## Set problem
All of the data needs to be repeated exactly.

## Source data

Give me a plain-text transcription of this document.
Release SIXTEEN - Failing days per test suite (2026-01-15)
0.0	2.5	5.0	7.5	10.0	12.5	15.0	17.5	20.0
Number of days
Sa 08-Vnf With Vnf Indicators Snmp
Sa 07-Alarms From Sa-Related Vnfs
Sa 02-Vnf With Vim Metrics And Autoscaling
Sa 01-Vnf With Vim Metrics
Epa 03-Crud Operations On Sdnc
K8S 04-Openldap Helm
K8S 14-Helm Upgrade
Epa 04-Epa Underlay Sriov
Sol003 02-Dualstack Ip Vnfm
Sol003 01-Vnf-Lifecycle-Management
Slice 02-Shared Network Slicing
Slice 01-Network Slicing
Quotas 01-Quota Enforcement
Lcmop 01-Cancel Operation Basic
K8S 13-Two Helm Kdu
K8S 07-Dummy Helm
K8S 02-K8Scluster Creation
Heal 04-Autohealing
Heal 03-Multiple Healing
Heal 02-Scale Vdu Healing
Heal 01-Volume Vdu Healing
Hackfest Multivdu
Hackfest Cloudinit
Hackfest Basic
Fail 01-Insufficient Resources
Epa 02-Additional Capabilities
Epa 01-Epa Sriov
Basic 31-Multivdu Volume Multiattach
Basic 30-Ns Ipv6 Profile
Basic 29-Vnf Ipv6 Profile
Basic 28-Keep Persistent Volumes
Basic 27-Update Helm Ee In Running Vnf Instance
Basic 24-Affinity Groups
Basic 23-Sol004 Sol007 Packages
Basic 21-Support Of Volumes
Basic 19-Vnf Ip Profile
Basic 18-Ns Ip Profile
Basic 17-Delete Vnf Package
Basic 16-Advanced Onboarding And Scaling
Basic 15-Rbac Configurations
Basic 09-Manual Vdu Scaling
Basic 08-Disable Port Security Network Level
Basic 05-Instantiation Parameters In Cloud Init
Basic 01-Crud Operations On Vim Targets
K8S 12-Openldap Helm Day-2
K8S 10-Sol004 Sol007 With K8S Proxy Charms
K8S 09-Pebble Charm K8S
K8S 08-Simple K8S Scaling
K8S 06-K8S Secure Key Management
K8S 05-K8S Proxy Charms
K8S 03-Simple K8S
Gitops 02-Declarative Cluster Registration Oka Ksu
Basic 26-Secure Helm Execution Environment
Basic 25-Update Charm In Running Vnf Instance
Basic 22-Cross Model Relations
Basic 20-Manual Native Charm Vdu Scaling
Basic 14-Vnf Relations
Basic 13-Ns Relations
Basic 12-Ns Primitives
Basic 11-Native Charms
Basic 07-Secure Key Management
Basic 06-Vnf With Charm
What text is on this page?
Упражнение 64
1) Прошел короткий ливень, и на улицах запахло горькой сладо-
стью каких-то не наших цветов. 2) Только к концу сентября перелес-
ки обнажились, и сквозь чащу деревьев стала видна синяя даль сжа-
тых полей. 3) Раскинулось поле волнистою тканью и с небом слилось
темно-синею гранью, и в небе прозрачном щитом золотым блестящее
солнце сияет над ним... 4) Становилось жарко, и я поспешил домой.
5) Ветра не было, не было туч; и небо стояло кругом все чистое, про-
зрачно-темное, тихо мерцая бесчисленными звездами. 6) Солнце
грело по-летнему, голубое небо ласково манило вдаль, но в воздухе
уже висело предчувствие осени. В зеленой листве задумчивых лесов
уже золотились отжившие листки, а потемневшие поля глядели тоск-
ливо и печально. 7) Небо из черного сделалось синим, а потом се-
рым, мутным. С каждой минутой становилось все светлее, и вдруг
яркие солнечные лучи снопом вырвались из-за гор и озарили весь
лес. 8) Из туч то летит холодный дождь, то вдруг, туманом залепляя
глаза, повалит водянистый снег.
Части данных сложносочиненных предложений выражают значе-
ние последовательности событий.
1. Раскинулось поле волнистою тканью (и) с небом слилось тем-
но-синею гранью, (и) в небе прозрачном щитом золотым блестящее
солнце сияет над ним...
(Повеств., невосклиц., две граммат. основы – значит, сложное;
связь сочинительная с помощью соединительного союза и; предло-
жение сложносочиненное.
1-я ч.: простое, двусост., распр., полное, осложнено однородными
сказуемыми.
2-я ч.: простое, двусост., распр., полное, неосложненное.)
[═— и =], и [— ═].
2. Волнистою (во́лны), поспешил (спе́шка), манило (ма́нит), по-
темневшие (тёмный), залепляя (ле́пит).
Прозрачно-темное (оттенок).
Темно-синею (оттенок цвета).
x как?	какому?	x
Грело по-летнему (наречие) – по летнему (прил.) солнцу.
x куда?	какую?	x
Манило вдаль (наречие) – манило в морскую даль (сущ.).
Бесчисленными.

## Answer to the task
Give me a plain-text transcription of this document.
Release SIXTEEN - Failing days per test suite (2026-01-15)
0.0	2.5	5.0	7.5	10.0	12.5	15.0	17.5	20.0
Number of days
Sa 08-Vnf With Vnf Indicators Snmp
Sa 07-Alarms From Sa-Related Vnfs
Sa 02-Vnf With Vim Metrics And Autoscaling
Sa 01-Vnf With Vim Metrics
Epa 03-Crud Operations On Sdnc
K8S 04-Openldap Helm
K8S 14-Helm Upgrade
Epa 04-Epa Underlay Sriov
Sol003 02-Dualstack Ip Vnfm
Sol003 01-Vnf-Lifecycle-Management
Slice 02-Shared Network Slicing
Slice 01-Network Slicing
Quotas 01-Quota Enforcement
Lcmop 01-Cancel Operation Basic
K8S 13-Two Helm Kdu
K8S 07-Dummy Helm
K8S 02-K8Scluster Creation
Heal 04-Autohealing
Heal 03-Multiple Healing
Heal 02-Scale Vdu Healing
Heal 01-Volume Vdu Healing
Hackfest Multivdu
Hackfest Cloudinit
Hackfest Basic
Fail 01-Insufficient Resources
Epa 02-Additional Capabilities
Epa 01-Epa Sriov
Basic 31-Multivdu Volume Multiattach
Basic 30-Ns Ipv6 Profile
Basic 29-Vnf Ipv6 Profile
Basic 28-Keep Persistent Volumes
Basic 27-Update Helm Ee In Running Vnf Instance
Basic 24-Affinity Groups
Basic 23-Sol004 Sol007 Packages
Basic 21-Support Of Volumes
Basic 19-Vnf Ip Profile
Basic 18-Ns Ip Profile
Basic 17-Delete Vnf Package
Basic 16-Advanced Onboarding And Scaling
Basic 15-Rbac Configurations
Basic 09-Manual Vdu Scaling
Basic 08-Disable Port Security Network Level
Basic 05-Instantiation Parameters In Cloud Init
Basic 01-Crud Operations On Vim Targets
K8S 12-Openldap Helm Day-2
K8S 10-Sol004 Sol007 With K8S Proxy Charms
K8S 09-Pebble Charm K8S
K8S 08-Simple K8S Scaling
K8S 06-K8S Secure Key Management
K8S 05-K8S Proxy Charms
K8S 03-Simple K8S
Gitops 02-Declarative Cluster Registration Oka Ksu
Basic 26-Secure Helm Execution Environment
Basic 25-Update Charm In Running Vnf Instance
Basic 22-Cross Model Relations
Basic 20-Manual Native Charm Vdu Scaling
Basic 14-Vnf Relations
Basic 13-Ns Relations
Basic 12-Ns Primitives
Basic 11-Native Charms
Basic 07-Secure Key Management
Basic 06-Vnf With Charm
What text is on this page?
Упражнение 64
1) Прошел короткий ливень, и на улицах запахло горькой сладо-
стью каких-то не наших цветов. 2) Только к концу сентября перелес-
ки обнажились, и сквозь чащу деревьев стала видна синяя даль сжа-
тых полей. 3) Раскинулось поле волнистою тканью и с небом слилось
темно-синею гранью, и в небе прозрачном щитом золотым блестящее
солнце сияет над ним... 4) Становилось жарко, и я поспешил домой.
5) Ветра не было, не было туч; и небо стояло кругом все чистое, про-
зрачно-темное, тихо мерцая бесчисленными звездами. 6) Солнце
грело по-летнему, голубое небо ласково манило вдаль, но в воздухе
уже висело предчувствие осени. В зеленой листве задумчивых лесов
уже золотились отжившие листки, а потемневшие поля глядели тоск-
ливо и печально. 7) Небо из черного сделалось синим, а потом се-
рым, мутным. С каждой минутой становилось все светлее, и вдруг
яркие солнечные лучи снопом вырвались из-за гор и озарили весь
лес. 8) Из туч то летит холодный дождь, то вдруг, туманом залепляя
глаза, повалит водянистый снег.
Части данных сложносочиненных предложений выражают значе-
ние последовательности событий.
1. Раскинулось поле волнистою тканью (и) с небом слилось тем-
но-синею гранью, (и) в небе прозрачном щитом золотым блестящее
солнце сияет над ним...
(Повеств., невосклиц., две граммат. основы – значит, сложное;
связь сочинительная с помощью соединительного союза и; предло-
жение сложносочиненное.
1-я ч.: простое, двусост., распр., полное, осложнено однородными
сказуемыми.
2-я ч.: простое, двусост., распр., полное, неосложненное.)
[═— и =], и [— ═].
2. Волнистою (во́лны), поспешил (спе́шка), манило (ма́нит), по-
темневшие (тёмный), залепляя (ле́пит).
Прозрачно-темное (оттенок).
Темно-синею (оттенок цвета).
x как?	какому?	x
Грело по-летнему (наречие) – по летнему (прил.) солнцу.
x куда?	какую?	x
Манило вдаль (наречие) – манило в морскую даль (сущ.).
Бесчисленными.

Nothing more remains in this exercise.